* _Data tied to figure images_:
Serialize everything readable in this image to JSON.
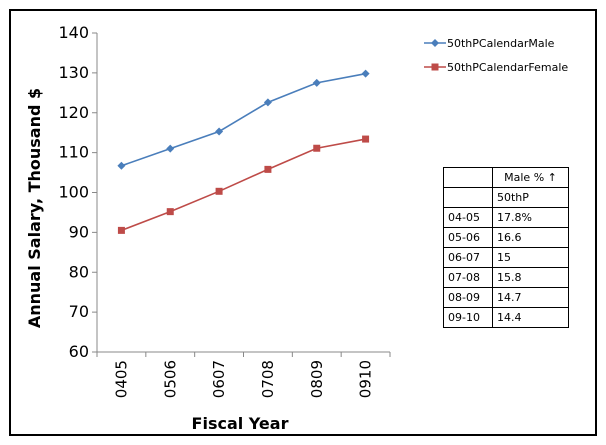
{
  "chart_data": {
    "type": "line",
    "xlabel": "Fiscal Year",
    "ylabel": "Annual Salary, Thousand $",
    "categories": [
      "0405",
      "0506",
      "0607",
      "0708",
      "0809",
      "0910"
    ],
    "ylim": [
      60,
      140
    ],
    "yticks": [
      60,
      70,
      80,
      90,
      100,
      110,
      120,
      130,
      140
    ],
    "legend_position": "top-right",
    "series": [
      {
        "name": "50thPCalendarMale",
        "color": "#4a7ebb",
        "marker": "diamond",
        "values": [
          106.7,
          111.0,
          115.3,
          122.6,
          127.5,
          129.8
        ]
      },
      {
        "name": "50thPCalendarFemale",
        "color": "#be4b48",
        "marker": "square",
        "values": [
          90.5,
          95.2,
          100.3,
          105.8,
          111.1,
          113.4
        ]
      }
    ]
  },
  "table": {
    "header_right": "Male % ↑",
    "subheader_right": "50thP",
    "rows": [
      {
        "year": "04-05",
        "value": "17.8%"
      },
      {
        "year": "05-06",
        "value": "16.6"
      },
      {
        "year": "06-07",
        "value": "15"
      },
      {
        "year": "07-08",
        "value": "15.8"
      },
      {
        "year": "08-09",
        "value": "14.7"
      },
      {
        "year": "09-10",
        "value": "14.4"
      }
    ]
  }
}
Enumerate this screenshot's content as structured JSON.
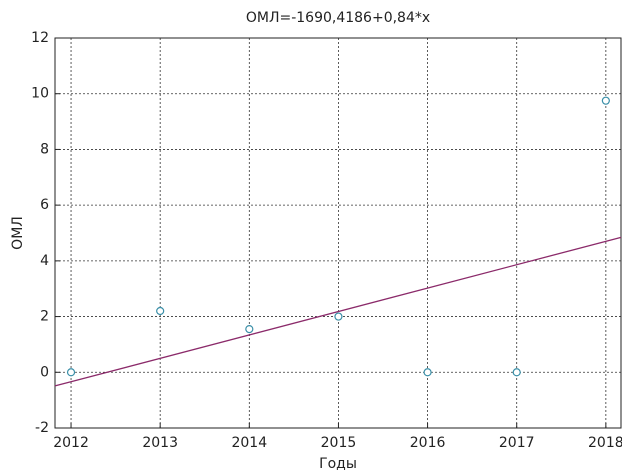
{
  "chart_data": {
    "type": "scatter",
    "title": "ОМЛ=-1690,4186+0,84*x",
    "x_label": "Годы",
    "y_label": "ОМЛ",
    "x": [
      2012,
      2013,
      2014,
      2015,
      2016,
      2017,
      2018
    ],
    "series": [
      {
        "color": "#3a8fa8",
        "values": [
          0,
          2.2,
          1.55,
          2.0,
          0,
          0,
          9.75
        ]
      }
    ],
    "fit": {
      "intercept": -1690.4186,
      "slope": 0.84,
      "color": "#8b2a6a"
    },
    "xlim": [
      2011.82,
      2018.17
    ],
    "ylim": [
      -2,
      12
    ],
    "xticks": [
      2012,
      2013,
      2014,
      2015,
      2016,
      2017,
      2018
    ],
    "yticks": [
      -2,
      0,
      2,
      4,
      6,
      8,
      10,
      12
    ],
    "grid": true
  }
}
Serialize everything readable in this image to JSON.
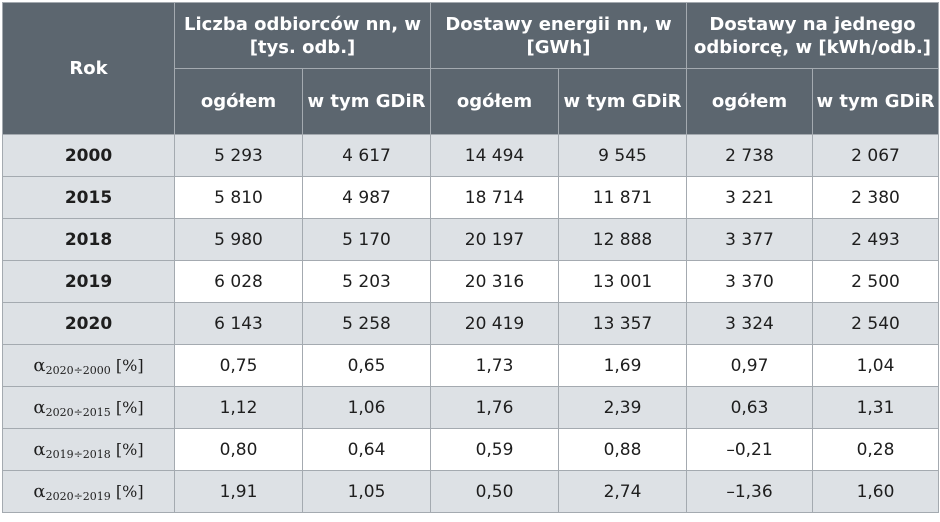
{
  "table": {
    "col_rok": "Rok",
    "groups": [
      "Liczba odbiorców nn, w [tys. odb.]",
      "Dostawy energii nn, w [GWh]",
      "Dostawy na jednego odbiorcę, w [kWh/odb.]"
    ],
    "sub_total": "ogółem",
    "sub_gdir": "w tym GDiR",
    "rows": [
      {
        "label": "2000",
        "values": [
          "5 293",
          "4 617",
          "14 494",
          "9 545",
          "2 738",
          "2 067"
        ]
      },
      {
        "label": "2015",
        "values": [
          "5 810",
          "4 987",
          "18 714",
          "11 871",
          "3 221",
          "2 380"
        ]
      },
      {
        "label": "2018",
        "values": [
          "5 980",
          "5 170",
          "20 197",
          "12 888",
          "3 377",
          "2 493"
        ]
      },
      {
        "label": "2019",
        "values": [
          "6 028",
          "5 203",
          "20 316",
          "13 001",
          "3 370",
          "2 500"
        ]
      },
      {
        "label": "2020",
        "values": [
          "6 143",
          "5 258",
          "20 419",
          "13 357",
          "3 324",
          "2 540"
        ]
      }
    ],
    "alpha_rows": [
      {
        "symbol": "α",
        "sub": "2020÷2000",
        "unit": "[%]",
        "values": [
          "0,75",
          "0,65",
          "1,73",
          "1,69",
          "0,97",
          "1,04"
        ]
      },
      {
        "symbol": "α",
        "sub": "2020÷2015",
        "unit": "[%]",
        "values": [
          "1,12",
          "1,06",
          "1,76",
          "2,39",
          "0,63",
          "1,31"
        ]
      },
      {
        "symbol": "α",
        "sub": "2019÷2018",
        "unit": "[%]",
        "values": [
          "0,80",
          "0,64",
          "0,59",
          "0,88",
          "–0,21",
          "0,28"
        ]
      },
      {
        "symbol": "α",
        "sub": "2020÷2019",
        "unit": "[%]",
        "values": [
          "1,91",
          "1,05",
          "0,50",
          "2,74",
          "–1,36",
          "1,60"
        ]
      }
    ]
  }
}
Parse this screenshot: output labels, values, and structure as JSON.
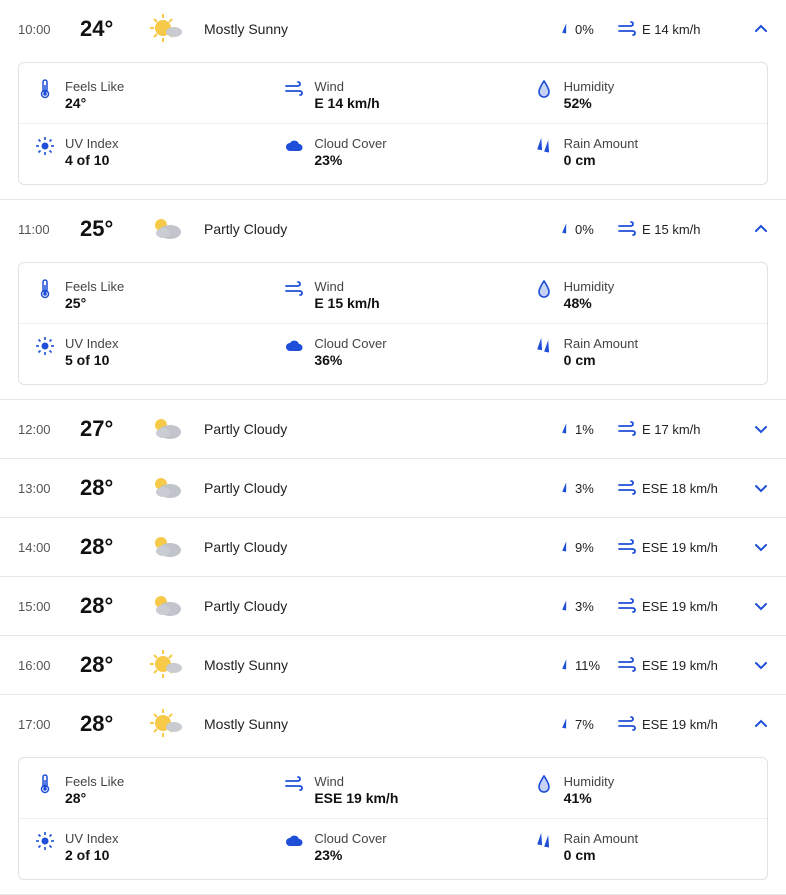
{
  "colors": {
    "accent": "#1f4fd8",
    "text": "#222",
    "border": "#e8e8e8"
  },
  "hours": [
    {
      "time": "10:00",
      "temp": "24°",
      "condition": "mostly-sunny",
      "desc": "Mostly Sunny",
      "precip": "0%",
      "wind": "E 14 km/h",
      "expanded": true,
      "details": {
        "feels_like_label": "Feels Like",
        "feels_like": "24°",
        "wind_label": "Wind",
        "wind": "E 14 km/h",
        "humidity_label": "Humidity",
        "humidity": "52%",
        "uv_label": "UV Index",
        "uv": "4 of 10",
        "cloud_label": "Cloud Cover",
        "cloud": "23%",
        "rain_label": "Rain Amount",
        "rain": "0 cm"
      }
    },
    {
      "time": "11:00",
      "temp": "25°",
      "condition": "partly-cloudy",
      "desc": "Partly Cloudy",
      "precip": "0%",
      "wind": "E 15 km/h",
      "expanded": true,
      "details": {
        "feels_like_label": "Feels Like",
        "feels_like": "25°",
        "wind_label": "Wind",
        "wind": "E 15 km/h",
        "humidity_label": "Humidity",
        "humidity": "48%",
        "uv_label": "UV Index",
        "uv": "5 of 10",
        "cloud_label": "Cloud Cover",
        "cloud": "36%",
        "rain_label": "Rain Amount",
        "rain": "0 cm"
      }
    },
    {
      "time": "12:00",
      "temp": "27°",
      "condition": "partly-cloudy",
      "desc": "Partly Cloudy",
      "precip": "1%",
      "wind": "E 17 km/h",
      "expanded": false
    },
    {
      "time": "13:00",
      "temp": "28°",
      "condition": "partly-cloudy",
      "desc": "Partly Cloudy",
      "precip": "3%",
      "wind": "ESE 18 km/h",
      "expanded": false
    },
    {
      "time": "14:00",
      "temp": "28°",
      "condition": "partly-cloudy",
      "desc": "Partly Cloudy",
      "precip": "9%",
      "wind": "ESE 19 km/h",
      "expanded": false
    },
    {
      "time": "15:00",
      "temp": "28°",
      "condition": "partly-cloudy",
      "desc": "Partly Cloudy",
      "precip": "3%",
      "wind": "ESE 19 km/h",
      "expanded": false
    },
    {
      "time": "16:00",
      "temp": "28°",
      "condition": "mostly-sunny",
      "desc": "Mostly Sunny",
      "precip": "11%",
      "wind": "ESE 19 km/h",
      "expanded": false
    },
    {
      "time": "17:00",
      "temp": "28°",
      "condition": "mostly-sunny",
      "desc": "Mostly Sunny",
      "precip": "7%",
      "wind": "ESE 19 km/h",
      "expanded": true,
      "details": {
        "feels_like_label": "Feels Like",
        "feels_like": "28°",
        "wind_label": "Wind",
        "wind": "ESE 19 km/h",
        "humidity_label": "Humidity",
        "humidity": "41%",
        "uv_label": "UV Index",
        "uv": "2 of 10",
        "cloud_label": "Cloud Cover",
        "cloud": "23%",
        "rain_label": "Rain Amount",
        "rain": "0 cm"
      }
    }
  ]
}
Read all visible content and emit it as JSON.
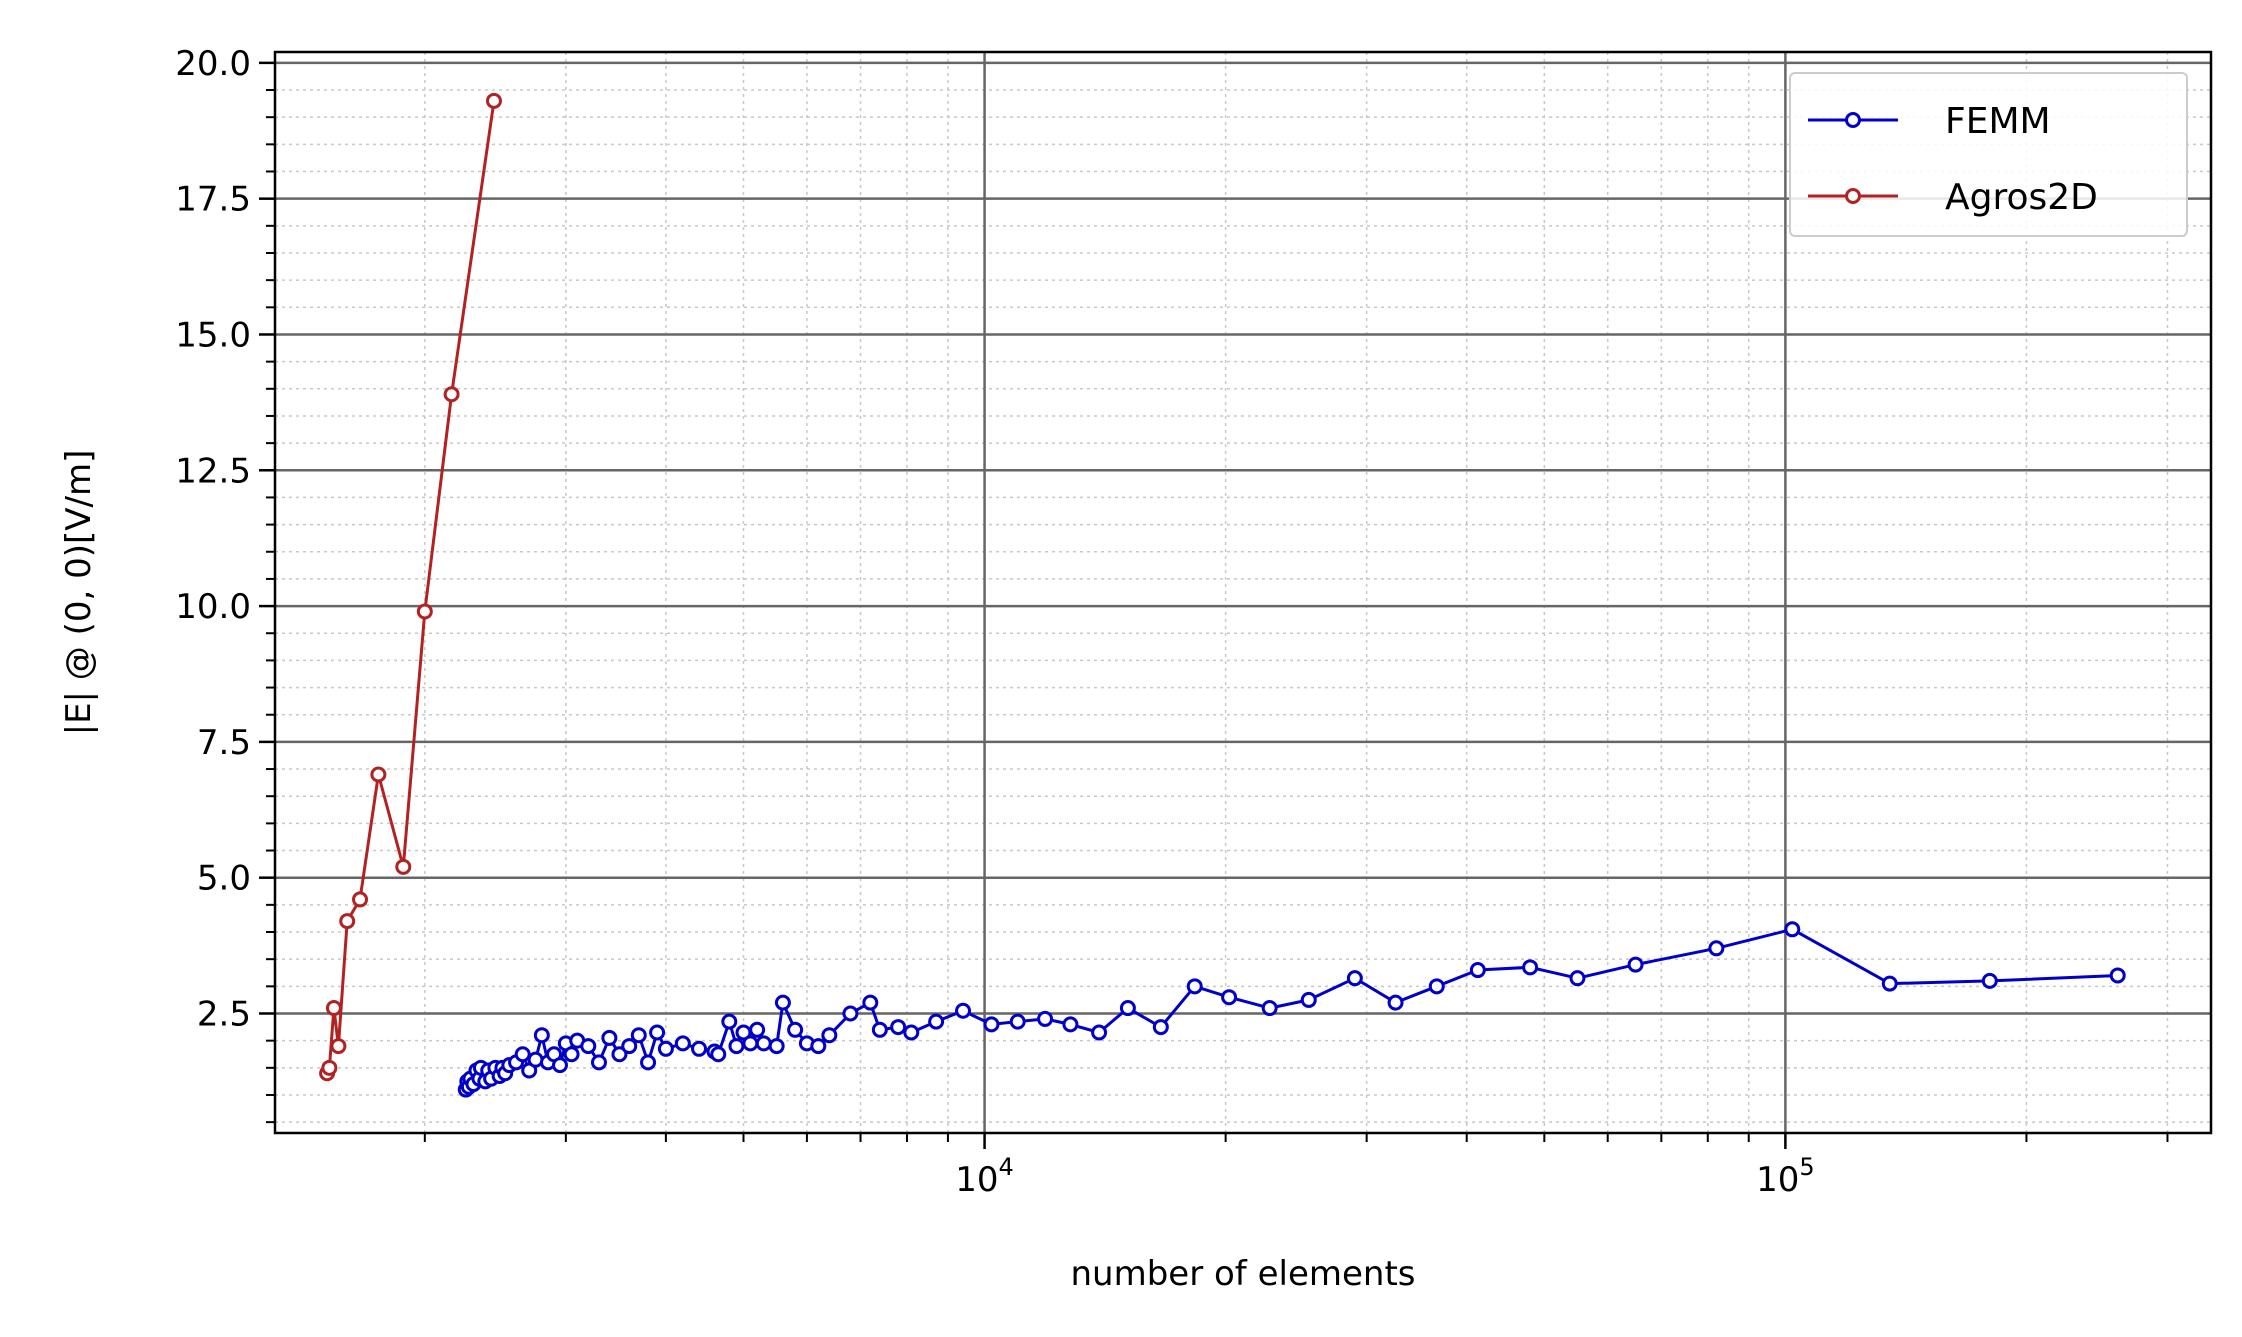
{
  "chart_data": {
    "type": "line",
    "title": "",
    "xlabel": "number of elements",
    "ylabel": "|E| @ (0, 0)[V/m]",
    "xscale": "log",
    "xlim": [
      1300,
      340000
    ],
    "ylim": [
      0.3,
      20.2
    ],
    "x_ticks": [
      {
        "value": 10000,
        "base": "10",
        "exp": "4"
      },
      {
        "value": 100000,
        "base": "10",
        "exp": "5"
      }
    ],
    "y_ticks": [
      "2.5",
      "5.0",
      "7.5",
      "10.0",
      "12.5",
      "15.0",
      "17.5",
      "20.0"
    ],
    "grid": {
      "major": true,
      "minor": true
    },
    "legend": {
      "position": "top-right"
    },
    "series": [
      {
        "name": "FEMM",
        "color": "#0000c8",
        "x": [
          2250,
          2260,
          2270,
          2280,
          2300,
          2320,
          2340,
          2350,
          2380,
          2400,
          2420,
          2450,
          2480,
          2500,
          2520,
          2550,
          2600,
          2650,
          2700,
          2750,
          2800,
          2850,
          2900,
          2950,
          3000,
          3050,
          3100,
          3200,
          3300,
          3400,
          3500,
          3600,
          3700,
          3800,
          3900,
          4000,
          4200,
          4400,
          4600,
          4650,
          4800,
          4900,
          5000,
          5100,
          5200,
          5300,
          5500,
          5600,
          5800,
          6000,
          6200,
          6400,
          6800,
          7200,
          7400,
          7800,
          8100,
          8700,
          9400,
          10200,
          11000,
          11900,
          12800,
          13900,
          15100,
          16600,
          18300,
          20200,
          22700,
          25400,
          29000,
          32600,
          36700,
          41300,
          48000,
          55000,
          65000,
          82000,
          102000,
          135000,
          180000,
          260000
        ],
        "y": [
          1.1,
          1.25,
          1.15,
          1.3,
          1.2,
          1.45,
          1.3,
          1.5,
          1.25,
          1.45,
          1.3,
          1.5,
          1.35,
          1.5,
          1.4,
          1.55,
          1.6,
          1.75,
          1.45,
          1.65,
          2.1,
          1.6,
          1.75,
          1.55,
          1.95,
          1.75,
          2.0,
          1.9,
          1.6,
          2.05,
          1.75,
          1.9,
          2.1,
          1.6,
          2.15,
          1.85,
          1.95,
          1.85,
          1.8,
          1.75,
          2.35,
          1.9,
          2.15,
          1.95,
          2.2,
          1.95,
          1.9,
          2.7,
          2.2,
          1.95,
          1.9,
          2.1,
          2.5,
          2.7,
          2.2,
          2.25,
          2.15,
          2.35,
          2.55,
          2.3,
          2.35,
          2.4,
          2.3,
          2.15,
          2.6,
          2.25,
          3.0,
          2.8,
          2.6,
          2.75,
          3.15,
          2.7,
          3.0,
          3.3,
          3.35,
          3.15,
          3.4,
          3.7,
          4.05,
          3.05,
          3.1,
          3.2
        ]
      },
      {
        "name": "Agros2D",
        "color": "#b22222",
        "x": [
          1510,
          1520,
          1540,
          1560,
          1600,
          1660,
          1750,
          1880,
          2000,
          2160,
          2440
        ],
        "y": [
          1.4,
          1.5,
          2.6,
          1.9,
          4.2,
          4.6,
          6.9,
          5.2,
          9.9,
          13.9,
          19.3
        ]
      }
    ]
  }
}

* _Job_: Show every line of the listing in which the string "Dostawy" can be found.

* _Answer to the problem_:
      "Dostawy energii nn, w [GWh]",
      "Dostawy na jednego odbiorcę, w [kWh/odb.]"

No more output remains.